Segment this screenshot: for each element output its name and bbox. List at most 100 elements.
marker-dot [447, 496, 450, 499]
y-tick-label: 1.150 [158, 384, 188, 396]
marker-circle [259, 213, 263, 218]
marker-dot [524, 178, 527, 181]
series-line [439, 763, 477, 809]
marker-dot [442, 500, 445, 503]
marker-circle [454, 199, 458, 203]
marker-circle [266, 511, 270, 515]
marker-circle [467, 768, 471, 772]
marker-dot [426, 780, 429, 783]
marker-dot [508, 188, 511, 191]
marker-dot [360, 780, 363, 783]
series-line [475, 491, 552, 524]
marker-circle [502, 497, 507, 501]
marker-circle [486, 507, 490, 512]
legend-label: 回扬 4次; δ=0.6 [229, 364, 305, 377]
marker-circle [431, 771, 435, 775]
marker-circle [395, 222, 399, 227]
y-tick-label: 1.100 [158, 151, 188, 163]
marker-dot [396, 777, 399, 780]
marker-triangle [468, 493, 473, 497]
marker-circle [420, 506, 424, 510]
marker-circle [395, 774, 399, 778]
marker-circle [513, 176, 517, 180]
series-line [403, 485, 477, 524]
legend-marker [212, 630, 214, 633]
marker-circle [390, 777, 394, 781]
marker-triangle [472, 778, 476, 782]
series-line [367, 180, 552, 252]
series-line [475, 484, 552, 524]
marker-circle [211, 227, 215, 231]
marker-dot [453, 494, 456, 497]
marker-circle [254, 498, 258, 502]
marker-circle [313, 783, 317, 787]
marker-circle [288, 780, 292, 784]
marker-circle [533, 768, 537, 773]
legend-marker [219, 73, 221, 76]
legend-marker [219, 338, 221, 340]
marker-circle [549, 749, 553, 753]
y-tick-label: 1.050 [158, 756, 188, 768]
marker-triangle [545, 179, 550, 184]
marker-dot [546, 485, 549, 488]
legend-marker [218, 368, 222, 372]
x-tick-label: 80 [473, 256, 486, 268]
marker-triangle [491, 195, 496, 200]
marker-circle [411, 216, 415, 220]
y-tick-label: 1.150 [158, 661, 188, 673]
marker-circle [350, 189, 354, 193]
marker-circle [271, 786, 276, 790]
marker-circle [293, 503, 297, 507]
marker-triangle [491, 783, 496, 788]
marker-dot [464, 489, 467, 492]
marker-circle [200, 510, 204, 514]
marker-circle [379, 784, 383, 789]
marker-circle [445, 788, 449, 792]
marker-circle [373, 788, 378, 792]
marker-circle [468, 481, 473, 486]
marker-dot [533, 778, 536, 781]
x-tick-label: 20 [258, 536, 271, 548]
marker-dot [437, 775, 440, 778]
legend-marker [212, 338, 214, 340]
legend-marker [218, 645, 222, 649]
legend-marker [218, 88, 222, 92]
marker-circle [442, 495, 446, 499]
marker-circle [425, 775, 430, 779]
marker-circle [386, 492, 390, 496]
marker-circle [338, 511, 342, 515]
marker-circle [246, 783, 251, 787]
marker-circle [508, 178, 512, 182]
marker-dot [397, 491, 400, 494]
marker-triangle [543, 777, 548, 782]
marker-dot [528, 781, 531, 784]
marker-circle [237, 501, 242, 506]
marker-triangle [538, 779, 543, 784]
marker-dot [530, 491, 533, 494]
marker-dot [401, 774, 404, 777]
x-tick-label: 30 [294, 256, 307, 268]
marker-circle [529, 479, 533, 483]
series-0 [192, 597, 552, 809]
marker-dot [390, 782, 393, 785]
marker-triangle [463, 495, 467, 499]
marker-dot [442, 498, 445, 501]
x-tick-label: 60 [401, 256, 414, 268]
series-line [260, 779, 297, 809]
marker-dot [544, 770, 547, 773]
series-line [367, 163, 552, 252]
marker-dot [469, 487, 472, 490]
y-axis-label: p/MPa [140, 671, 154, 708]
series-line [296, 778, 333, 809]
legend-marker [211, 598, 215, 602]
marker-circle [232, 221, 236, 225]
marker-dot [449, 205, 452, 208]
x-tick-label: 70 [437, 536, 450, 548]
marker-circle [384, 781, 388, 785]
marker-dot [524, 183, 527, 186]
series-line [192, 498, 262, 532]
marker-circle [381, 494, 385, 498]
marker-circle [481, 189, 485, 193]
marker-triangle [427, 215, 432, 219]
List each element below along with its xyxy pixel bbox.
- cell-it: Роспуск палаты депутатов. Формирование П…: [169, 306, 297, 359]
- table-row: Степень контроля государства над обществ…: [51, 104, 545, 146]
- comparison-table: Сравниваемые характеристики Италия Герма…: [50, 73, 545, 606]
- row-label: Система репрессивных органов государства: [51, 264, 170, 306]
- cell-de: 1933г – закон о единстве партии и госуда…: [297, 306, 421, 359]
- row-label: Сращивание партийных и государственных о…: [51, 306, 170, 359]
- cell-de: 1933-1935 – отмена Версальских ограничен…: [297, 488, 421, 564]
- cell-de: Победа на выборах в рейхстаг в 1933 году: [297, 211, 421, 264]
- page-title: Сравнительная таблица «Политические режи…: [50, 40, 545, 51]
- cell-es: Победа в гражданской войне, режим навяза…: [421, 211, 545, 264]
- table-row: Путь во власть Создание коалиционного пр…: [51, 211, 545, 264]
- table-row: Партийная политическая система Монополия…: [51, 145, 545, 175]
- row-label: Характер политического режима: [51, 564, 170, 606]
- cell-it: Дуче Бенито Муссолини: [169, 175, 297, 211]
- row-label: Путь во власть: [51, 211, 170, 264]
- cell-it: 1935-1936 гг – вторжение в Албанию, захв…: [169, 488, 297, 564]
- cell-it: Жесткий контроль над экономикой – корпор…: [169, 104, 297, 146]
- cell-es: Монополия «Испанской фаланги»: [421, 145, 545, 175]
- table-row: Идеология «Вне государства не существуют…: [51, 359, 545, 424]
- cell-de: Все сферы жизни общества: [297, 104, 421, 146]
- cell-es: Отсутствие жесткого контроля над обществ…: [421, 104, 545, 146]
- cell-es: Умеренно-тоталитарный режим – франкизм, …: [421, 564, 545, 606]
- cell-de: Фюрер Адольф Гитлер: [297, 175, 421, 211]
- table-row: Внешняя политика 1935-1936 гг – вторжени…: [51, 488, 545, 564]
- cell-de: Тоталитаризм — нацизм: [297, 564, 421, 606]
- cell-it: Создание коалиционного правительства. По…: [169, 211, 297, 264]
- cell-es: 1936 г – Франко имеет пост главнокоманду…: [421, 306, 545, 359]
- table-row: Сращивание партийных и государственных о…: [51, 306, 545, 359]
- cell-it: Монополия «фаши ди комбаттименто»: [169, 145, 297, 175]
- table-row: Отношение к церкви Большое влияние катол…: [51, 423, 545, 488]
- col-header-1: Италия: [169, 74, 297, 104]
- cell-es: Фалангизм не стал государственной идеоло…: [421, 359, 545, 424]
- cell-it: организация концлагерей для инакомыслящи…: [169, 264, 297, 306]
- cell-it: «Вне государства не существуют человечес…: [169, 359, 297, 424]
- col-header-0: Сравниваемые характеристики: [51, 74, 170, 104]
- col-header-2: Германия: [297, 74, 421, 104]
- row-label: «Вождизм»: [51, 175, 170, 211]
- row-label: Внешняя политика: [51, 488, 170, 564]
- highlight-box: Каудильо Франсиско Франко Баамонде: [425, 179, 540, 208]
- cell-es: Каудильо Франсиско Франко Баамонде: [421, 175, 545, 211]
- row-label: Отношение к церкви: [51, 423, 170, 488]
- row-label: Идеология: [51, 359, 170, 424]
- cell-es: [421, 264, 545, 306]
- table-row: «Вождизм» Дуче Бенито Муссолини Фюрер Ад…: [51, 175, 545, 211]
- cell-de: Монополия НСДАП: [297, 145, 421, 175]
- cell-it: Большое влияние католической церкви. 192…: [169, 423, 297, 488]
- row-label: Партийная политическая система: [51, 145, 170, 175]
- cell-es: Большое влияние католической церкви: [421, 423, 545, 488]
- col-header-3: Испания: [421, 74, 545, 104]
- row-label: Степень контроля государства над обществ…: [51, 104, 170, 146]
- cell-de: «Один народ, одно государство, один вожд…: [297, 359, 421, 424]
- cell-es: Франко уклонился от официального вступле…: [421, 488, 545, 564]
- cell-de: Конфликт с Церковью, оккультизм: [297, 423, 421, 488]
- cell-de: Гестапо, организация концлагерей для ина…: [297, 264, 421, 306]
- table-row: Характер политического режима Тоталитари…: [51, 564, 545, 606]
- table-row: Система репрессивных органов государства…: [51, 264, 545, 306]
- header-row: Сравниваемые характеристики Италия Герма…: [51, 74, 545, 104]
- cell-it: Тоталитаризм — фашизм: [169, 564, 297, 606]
________________________________________
Recast the records, from their first line through the line containing "series-line [403, 485, 477, 524]", as a numbered list that omits blank lines.

_Exercise answer:_
1. Segment this screenshot: for each element output its name and bbox. List at most 100 elements.
2. marker-dot [447, 496, 450, 499]
3. y-tick-label: 1.150 [158, 384, 188, 396]
4. marker-circle [259, 213, 263, 218]
5. marker-dot [524, 178, 527, 181]
6. series-line [439, 763, 477, 809]
7. marker-dot [442, 500, 445, 503]
8. marker-circle [454, 199, 458, 203]
9. marker-circle [266, 511, 270, 515]
10. marker-circle [467, 768, 471, 772]
11. marker-dot [426, 780, 429, 783]
12. marker-dot [508, 188, 511, 191]
13. marker-dot [360, 780, 363, 783]
14. series-line [475, 491, 552, 524]
15. marker-circle [502, 497, 507, 501]
16. marker-circle [486, 507, 490, 512]
17. legend-label: 回扬 4次; δ=0.6 [229, 364, 305, 377]
18. marker-circle [431, 771, 435, 775]
19. marker-circle [395, 222, 399, 227]
20. y-tick-label: 1.100 [158, 151, 188, 163]
21. marker-dot [396, 777, 399, 780]
22. marker-triangle [468, 493, 473, 497]
23. marker-circle [420, 506, 424, 510]
24. marker-circle [395, 774, 399, 778]
25. marker-circle [513, 176, 517, 180]
26. series-line [403, 485, 477, 524]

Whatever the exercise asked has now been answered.